**DADOS DE ENTRADA**

++++++++++

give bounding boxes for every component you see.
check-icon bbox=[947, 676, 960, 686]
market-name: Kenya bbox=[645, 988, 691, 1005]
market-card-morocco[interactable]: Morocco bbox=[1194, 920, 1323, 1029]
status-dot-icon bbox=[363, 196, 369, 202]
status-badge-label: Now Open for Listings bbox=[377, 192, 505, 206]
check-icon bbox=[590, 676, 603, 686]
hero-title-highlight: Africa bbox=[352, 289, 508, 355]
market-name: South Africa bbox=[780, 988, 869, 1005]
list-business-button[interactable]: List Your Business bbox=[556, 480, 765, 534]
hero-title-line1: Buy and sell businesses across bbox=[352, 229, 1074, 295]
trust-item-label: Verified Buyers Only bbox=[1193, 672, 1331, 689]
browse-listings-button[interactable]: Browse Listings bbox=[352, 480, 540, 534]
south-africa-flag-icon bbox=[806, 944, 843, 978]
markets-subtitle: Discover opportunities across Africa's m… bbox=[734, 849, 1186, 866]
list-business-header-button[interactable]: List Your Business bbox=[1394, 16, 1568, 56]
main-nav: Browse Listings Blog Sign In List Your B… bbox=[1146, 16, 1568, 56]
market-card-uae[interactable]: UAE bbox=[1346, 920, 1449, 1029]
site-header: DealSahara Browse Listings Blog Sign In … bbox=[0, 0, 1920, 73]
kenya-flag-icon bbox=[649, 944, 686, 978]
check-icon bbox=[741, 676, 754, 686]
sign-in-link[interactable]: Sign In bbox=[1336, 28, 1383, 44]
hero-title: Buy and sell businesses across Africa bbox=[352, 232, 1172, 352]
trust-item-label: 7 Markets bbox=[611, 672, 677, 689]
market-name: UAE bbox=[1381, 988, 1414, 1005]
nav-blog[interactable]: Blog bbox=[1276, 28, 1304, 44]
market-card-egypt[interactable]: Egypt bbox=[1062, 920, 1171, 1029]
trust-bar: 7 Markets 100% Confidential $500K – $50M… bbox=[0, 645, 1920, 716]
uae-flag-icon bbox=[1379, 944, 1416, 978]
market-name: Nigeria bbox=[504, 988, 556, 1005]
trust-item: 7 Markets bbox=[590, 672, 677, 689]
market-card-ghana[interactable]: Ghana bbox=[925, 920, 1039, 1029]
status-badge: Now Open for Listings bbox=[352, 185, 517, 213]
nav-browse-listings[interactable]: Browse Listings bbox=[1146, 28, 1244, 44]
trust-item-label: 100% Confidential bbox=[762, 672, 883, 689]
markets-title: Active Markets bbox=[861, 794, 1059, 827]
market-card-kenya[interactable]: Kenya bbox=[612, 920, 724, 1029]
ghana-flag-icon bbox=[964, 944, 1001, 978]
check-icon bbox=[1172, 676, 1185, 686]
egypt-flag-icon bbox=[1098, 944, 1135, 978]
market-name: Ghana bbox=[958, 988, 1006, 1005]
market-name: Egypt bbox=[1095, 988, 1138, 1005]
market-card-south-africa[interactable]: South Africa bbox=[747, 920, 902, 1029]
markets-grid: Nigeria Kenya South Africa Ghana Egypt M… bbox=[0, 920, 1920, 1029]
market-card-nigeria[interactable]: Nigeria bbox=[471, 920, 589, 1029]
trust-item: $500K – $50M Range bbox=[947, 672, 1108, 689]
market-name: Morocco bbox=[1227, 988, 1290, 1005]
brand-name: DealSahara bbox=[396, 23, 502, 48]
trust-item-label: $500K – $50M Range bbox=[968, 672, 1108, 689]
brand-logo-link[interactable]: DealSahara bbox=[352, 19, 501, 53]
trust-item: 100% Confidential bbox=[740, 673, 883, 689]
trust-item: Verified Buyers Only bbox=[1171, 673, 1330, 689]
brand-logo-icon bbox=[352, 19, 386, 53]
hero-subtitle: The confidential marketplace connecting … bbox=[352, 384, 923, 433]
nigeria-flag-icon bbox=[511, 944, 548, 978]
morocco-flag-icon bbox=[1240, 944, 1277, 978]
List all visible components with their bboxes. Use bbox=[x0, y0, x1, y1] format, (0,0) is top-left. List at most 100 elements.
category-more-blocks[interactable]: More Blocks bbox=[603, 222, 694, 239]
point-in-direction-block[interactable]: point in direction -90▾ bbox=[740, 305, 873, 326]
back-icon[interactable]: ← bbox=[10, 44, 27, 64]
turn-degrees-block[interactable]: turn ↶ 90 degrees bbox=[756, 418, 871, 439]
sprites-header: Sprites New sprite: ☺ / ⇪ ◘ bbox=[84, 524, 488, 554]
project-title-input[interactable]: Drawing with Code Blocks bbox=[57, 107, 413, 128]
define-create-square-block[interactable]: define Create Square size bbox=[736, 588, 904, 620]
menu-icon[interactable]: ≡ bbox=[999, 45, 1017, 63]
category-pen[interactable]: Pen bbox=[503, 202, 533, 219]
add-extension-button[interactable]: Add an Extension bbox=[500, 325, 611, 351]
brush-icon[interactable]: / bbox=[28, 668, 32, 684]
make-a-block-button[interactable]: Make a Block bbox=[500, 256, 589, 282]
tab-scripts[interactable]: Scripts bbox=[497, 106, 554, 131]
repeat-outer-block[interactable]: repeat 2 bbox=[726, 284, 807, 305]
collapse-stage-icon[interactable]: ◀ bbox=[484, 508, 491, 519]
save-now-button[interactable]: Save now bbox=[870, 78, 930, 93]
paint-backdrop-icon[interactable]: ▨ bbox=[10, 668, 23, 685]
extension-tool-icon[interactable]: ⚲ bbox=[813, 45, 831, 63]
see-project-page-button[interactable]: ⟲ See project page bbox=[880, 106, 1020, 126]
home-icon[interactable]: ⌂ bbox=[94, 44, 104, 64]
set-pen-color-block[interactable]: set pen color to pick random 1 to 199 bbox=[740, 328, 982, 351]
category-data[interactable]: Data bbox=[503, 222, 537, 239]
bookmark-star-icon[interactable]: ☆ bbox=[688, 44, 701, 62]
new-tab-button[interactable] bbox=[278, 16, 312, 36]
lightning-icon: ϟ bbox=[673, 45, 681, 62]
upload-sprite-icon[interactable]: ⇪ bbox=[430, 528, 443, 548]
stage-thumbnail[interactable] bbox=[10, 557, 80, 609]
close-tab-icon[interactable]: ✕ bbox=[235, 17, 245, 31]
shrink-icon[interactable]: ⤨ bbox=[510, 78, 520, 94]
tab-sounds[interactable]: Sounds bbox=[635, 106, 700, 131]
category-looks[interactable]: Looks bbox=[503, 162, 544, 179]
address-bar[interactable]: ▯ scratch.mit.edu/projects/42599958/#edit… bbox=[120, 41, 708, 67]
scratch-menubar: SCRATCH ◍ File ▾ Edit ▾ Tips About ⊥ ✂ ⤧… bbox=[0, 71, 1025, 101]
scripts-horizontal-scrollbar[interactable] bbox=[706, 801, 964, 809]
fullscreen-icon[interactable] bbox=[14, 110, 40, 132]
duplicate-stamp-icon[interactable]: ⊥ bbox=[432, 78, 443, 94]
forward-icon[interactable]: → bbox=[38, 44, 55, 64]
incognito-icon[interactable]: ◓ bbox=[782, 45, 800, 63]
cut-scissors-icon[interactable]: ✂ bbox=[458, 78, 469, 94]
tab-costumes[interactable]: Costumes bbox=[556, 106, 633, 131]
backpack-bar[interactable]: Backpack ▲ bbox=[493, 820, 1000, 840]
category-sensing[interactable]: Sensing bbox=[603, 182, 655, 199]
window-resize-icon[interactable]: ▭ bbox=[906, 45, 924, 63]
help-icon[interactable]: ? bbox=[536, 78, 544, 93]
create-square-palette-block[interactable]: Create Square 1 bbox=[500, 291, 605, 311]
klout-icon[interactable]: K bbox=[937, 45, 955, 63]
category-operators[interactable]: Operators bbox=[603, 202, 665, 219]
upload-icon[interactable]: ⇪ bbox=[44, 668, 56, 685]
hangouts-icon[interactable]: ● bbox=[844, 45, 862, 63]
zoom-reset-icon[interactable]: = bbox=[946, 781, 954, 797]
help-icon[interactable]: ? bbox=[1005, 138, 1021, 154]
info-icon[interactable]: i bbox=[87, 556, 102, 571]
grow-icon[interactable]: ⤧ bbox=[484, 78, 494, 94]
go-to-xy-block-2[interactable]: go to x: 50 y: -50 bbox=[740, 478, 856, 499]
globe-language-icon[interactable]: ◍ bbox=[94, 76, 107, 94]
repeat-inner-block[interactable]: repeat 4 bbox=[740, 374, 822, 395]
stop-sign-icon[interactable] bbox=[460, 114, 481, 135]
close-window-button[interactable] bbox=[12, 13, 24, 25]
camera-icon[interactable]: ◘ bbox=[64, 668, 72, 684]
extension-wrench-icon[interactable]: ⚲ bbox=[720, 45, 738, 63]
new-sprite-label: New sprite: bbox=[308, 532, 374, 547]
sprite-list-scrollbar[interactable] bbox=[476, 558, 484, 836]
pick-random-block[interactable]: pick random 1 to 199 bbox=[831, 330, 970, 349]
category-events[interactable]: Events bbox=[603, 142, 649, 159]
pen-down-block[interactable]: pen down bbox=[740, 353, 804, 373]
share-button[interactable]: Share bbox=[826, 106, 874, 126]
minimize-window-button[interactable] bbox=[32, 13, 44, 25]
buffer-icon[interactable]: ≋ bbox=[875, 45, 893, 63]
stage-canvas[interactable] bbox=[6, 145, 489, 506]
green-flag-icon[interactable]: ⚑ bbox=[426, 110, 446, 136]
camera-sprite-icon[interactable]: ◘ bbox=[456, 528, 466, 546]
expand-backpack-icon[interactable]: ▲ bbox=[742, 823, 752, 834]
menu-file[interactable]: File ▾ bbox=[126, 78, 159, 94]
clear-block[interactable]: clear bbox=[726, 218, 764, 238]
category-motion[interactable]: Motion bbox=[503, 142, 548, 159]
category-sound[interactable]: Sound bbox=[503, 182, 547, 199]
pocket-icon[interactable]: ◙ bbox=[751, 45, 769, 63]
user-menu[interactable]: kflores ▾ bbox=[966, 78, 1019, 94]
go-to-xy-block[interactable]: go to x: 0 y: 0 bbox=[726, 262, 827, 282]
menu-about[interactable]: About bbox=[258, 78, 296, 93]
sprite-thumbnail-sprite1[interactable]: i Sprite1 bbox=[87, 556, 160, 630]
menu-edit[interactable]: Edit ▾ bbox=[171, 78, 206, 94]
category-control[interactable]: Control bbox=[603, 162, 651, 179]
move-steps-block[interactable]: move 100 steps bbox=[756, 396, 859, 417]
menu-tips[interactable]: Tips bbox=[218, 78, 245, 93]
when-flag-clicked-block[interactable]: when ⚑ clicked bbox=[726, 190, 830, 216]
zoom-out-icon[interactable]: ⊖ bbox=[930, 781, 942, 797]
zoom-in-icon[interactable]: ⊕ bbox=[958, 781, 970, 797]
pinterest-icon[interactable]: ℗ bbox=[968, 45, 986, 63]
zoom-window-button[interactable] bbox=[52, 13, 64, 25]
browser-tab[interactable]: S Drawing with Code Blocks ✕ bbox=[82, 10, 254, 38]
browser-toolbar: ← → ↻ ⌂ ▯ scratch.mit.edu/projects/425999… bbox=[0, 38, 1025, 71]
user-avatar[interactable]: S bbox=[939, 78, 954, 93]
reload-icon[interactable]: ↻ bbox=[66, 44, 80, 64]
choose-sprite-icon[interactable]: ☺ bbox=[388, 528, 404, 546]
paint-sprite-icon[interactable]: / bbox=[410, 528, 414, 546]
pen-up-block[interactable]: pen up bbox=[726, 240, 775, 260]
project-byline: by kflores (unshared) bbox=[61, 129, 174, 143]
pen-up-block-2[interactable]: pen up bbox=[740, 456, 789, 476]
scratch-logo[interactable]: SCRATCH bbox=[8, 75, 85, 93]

++++++++++

**TAREFA**
Reproduza sem qualquer alteração as linhas dos registros acima, desde o início até a linha que contém "list-business-button[interactable]: List Your", inclusive.

**RESPOSTA ESPERADA**
give bounding boxes for every component you see.
check-icon bbox=[947, 676, 960, 686]
market-name: Kenya bbox=[645, 988, 691, 1005]
market-card-morocco[interactable]: Morocco bbox=[1194, 920, 1323, 1029]
status-dot-icon bbox=[363, 196, 369, 202]
status-badge-label: Now Open for Listings bbox=[377, 192, 505, 206]
check-icon bbox=[590, 676, 603, 686]
hero-title-highlight: Africa bbox=[352, 289, 508, 355]
market-name: South Africa bbox=[780, 988, 869, 1005]
list-business-button[interactable]: List Your Business bbox=[556, 480, 765, 534]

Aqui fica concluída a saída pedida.